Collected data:
----------
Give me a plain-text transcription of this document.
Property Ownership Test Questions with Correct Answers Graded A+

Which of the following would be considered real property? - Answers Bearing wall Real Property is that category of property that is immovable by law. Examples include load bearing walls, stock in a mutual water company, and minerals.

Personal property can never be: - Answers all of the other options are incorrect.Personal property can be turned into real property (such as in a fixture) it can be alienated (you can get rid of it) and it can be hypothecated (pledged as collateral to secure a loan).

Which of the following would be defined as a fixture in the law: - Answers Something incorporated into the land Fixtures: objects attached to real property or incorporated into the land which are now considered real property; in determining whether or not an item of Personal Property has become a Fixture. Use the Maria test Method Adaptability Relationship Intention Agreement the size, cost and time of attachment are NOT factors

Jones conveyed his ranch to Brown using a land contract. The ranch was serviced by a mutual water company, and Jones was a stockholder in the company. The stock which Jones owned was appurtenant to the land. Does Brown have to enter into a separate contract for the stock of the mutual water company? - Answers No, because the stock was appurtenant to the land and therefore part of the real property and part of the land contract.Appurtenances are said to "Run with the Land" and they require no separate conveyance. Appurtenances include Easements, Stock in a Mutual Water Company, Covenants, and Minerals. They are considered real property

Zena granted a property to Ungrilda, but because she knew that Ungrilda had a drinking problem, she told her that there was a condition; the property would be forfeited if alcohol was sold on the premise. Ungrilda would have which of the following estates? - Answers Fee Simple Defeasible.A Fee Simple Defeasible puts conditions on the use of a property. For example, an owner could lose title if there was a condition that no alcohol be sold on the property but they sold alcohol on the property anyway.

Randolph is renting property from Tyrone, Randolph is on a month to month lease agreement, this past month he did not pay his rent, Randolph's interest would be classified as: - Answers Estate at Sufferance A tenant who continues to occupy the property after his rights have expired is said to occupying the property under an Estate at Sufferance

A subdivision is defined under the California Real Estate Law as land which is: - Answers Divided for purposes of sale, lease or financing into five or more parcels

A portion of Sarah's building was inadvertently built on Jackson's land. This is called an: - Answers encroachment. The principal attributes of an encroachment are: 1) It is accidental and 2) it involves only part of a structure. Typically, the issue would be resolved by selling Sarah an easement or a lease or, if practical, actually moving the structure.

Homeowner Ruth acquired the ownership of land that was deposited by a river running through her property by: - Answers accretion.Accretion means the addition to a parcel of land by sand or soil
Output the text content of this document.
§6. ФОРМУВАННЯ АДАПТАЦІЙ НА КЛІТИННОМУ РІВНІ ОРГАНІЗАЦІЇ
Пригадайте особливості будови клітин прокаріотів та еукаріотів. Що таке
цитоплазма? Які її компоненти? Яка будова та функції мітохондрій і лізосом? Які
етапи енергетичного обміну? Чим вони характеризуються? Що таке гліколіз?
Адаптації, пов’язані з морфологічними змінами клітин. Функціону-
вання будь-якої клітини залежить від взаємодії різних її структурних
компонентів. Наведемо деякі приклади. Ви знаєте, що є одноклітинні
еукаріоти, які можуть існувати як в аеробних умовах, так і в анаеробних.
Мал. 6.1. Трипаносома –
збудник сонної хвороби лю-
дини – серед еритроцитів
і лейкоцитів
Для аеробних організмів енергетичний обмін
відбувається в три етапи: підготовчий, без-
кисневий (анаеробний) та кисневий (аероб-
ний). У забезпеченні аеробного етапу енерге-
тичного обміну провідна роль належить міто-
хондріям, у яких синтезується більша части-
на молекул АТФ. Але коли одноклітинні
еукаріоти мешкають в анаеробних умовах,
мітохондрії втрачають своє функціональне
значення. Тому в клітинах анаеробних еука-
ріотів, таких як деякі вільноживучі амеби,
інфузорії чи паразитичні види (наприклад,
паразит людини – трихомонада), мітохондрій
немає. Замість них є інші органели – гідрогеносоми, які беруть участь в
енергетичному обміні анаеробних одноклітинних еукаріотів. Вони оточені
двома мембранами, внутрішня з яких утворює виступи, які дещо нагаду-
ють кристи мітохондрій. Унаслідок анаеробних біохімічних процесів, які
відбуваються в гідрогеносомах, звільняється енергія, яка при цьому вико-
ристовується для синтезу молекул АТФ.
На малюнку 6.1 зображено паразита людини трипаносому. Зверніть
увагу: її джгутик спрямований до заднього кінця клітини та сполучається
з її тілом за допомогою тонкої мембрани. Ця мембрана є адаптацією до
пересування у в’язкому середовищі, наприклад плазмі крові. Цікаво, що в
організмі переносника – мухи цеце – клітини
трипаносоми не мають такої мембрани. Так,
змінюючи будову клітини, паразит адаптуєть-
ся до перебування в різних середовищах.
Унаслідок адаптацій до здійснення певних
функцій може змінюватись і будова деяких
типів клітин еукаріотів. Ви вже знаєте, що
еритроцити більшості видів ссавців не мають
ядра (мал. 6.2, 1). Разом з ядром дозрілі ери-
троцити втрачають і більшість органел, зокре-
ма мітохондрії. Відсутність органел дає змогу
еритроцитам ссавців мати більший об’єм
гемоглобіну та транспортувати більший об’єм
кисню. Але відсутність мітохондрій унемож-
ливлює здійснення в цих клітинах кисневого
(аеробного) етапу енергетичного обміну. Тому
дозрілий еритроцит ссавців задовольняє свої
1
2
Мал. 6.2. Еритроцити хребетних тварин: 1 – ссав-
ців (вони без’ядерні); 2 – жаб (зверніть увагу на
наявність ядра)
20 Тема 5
----------
**Goal**
Return the entries in full, keeping every line exactly as it is.

**Task output**
Give me a plain-text transcription of this document.
Property Ownership Test Questions with Correct Answers Graded A+

Which of the following would be considered real property? - Answers Bearing wall Real Property is that category of property that is immovable by law. Examples include load bearing walls, stock in a mutual water company, and minerals.

Personal property can never be: - Answers all of the other options are incorrect.Personal property can be turned into real property (such as in a fixture) it can be alienated (you can get rid of it) and it can be hypothecated (pledged as collateral to secure a loan).

Which of the following would be defined as a fixture in the law: - Answers Something incorporated into the land Fixtures: objects attached to real property or incorporated into the land which are now considered real property; in determining whether or not an item of Personal Property has become a Fixture. Use the Maria test Method Adaptability Relationship Intention Agreement the size, cost and time of attachment are NOT factors

Jones conveyed his ranch to Brown using a land contract. The ranch was serviced by a mutual water company, and Jones was a stockholder in the company. The stock which Jones owned was appurtenant to the land. Does Brown have to enter into a separate contract for the stock of the mutual water company? - Answers No, because the stock was appurtenant to the land and therefore part of the real property and part of the land contract.Appurtenances are said to "Run with the Land" and they require no separate conveyance. Appurtenances include Easements, Stock in a Mutual Water Company, Covenants, and Minerals. They are considered real property

Zena granted a property to Ungrilda, but because she knew that Ungrilda had a drinking problem, she told her that there was a condition; the property would be forfeited if alcohol was sold on the premise. Ungrilda would have which of the following estates? - Answers Fee Simple Defeasible.A Fee Simple Defeasible puts conditions on the use of a property. For example, an owner could lose title if there was a condition that no alcohol be sold on the property but they sold alcohol on the property anyway.

Randolph is renting property from Tyrone, Randolph is on a month to month lease agreement, this past month he did not pay his rent, Randolph's interest would be classified as: - Answers Estate at Sufferance A tenant who continues to occupy the property after his rights have expired is said to occupying the property under an Estate at Sufferance

A subdivision is defined under the California Real Estate Law as land which is: - Answers Divided for purposes of sale, lease or financing into five or more parcels

A portion of Sarah's building was inadvertently built on Jackson's land. This is called an: - Answers encroachment. The principal attributes of an encroachment are: 1) It is accidental and 2) it involves only part of a structure. Typically, the issue would be resolved by selling Sarah an easement or a lease or, if practical, actually moving the structure.

Homeowner Ruth acquired the ownership of land that was deposited by a river running through her property by: - Answers accretion.Accretion means the addition to a parcel of land by sand or soil
Output the text content of this document.
§6. ФОРМУВАННЯ АДАПТАЦІЙ НА КЛІТИННОМУ РІВНІ ОРГАНІЗАЦІЇ
Пригадайте особливості будови клітин прокаріотів та еукаріотів. Що таке
цитоплазма? Які її компоненти? Яка будова та функції мітохондрій і лізосом? Які
етапи енергетичного обміну? Чим вони характеризуються? Що таке гліколіз?
Адаптації, пов’язані з морфологічними змінами клітин. Функціону-
вання будь-якої клітини залежить від взаємодії різних її структурних
компонентів. Наведемо деякі приклади. Ви знаєте, що є одноклітинні
еукаріоти, які можуть існувати як в аеробних умовах, так і в анаеробних.
Мал. 6.1. Трипаносома –
збудник сонної хвороби лю-
дини – серед еритроцитів
і лейкоцитів
Для аеробних організмів енергетичний обмін
відбувається в три етапи: підготовчий, без-
кисневий (анаеробний) та кисневий (аероб-
ний). У забезпеченні аеробного етапу енерге-
тичного обміну провідна роль належить міто-
хондріям, у яких синтезується більша части-
на молекул АТФ. Але коли одноклітинні
еукаріоти мешкають в анаеробних умовах,
мітохондрії втрачають своє функціональне
значення. Тому в клітинах анаеробних еука-
ріотів, таких як деякі вільноживучі амеби,
інфузорії чи паразитичні види (наприклад,
паразит людини – трихомонада), мітохондрій
немає. Замість них є інші органели – гідрогеносоми, які беруть участь в
енергетичному обміні анаеробних одноклітинних еукаріотів. Вони оточені
двома мембранами, внутрішня з яких утворює виступи, які дещо нагаду-
ють кристи мітохондрій. Унаслідок анаеробних біохімічних процесів, які
відбуваються в гідрогеносомах, звільняється енергія, яка при цьому вико-
ристовується для синтезу молекул АТФ.
На малюнку 6.1 зображено паразита людини трипаносому. Зверніть
увагу: її джгутик спрямований до заднього кінця клітини та сполучається
з її тілом за допомогою тонкої мембрани. Ця мембрана є адаптацією до
пересування у в’язкому середовищі, наприклад плазмі крові. Цікаво, що в
організмі переносника – мухи цеце – клітини
трипаносоми не мають такої мембрани. Так,
змінюючи будову клітини, паразит адаптуєть-
ся до перебування в різних середовищах.
Унаслідок адаптацій до здійснення певних
функцій може змінюватись і будова деяких
типів клітин еукаріотів. Ви вже знаєте, що
еритроцити більшості видів ссавців не мають
ядра (мал. 6.2, 1). Разом з ядром дозрілі ери-
троцити втрачають і більшість органел, зокре-
ма мітохондрії. Відсутність органел дає змогу
еритроцитам ссавців мати більший об’єм
гемоглобіну та транспортувати більший об’єм
кисню. Але відсутність мітохондрій унемож-
ливлює здійснення в цих клітинах кисневого
(аеробного) етапу енергетичного обміну. Тому
дозрілий еритроцит ссавців задовольняє свої
1
2
Мал. 6.2. Еритроцити хребетних тварин: 1 – ссав-
ців (вони без’ядерні); 2 – жаб (зверніть увагу на
наявність ядра)
20 Тема 5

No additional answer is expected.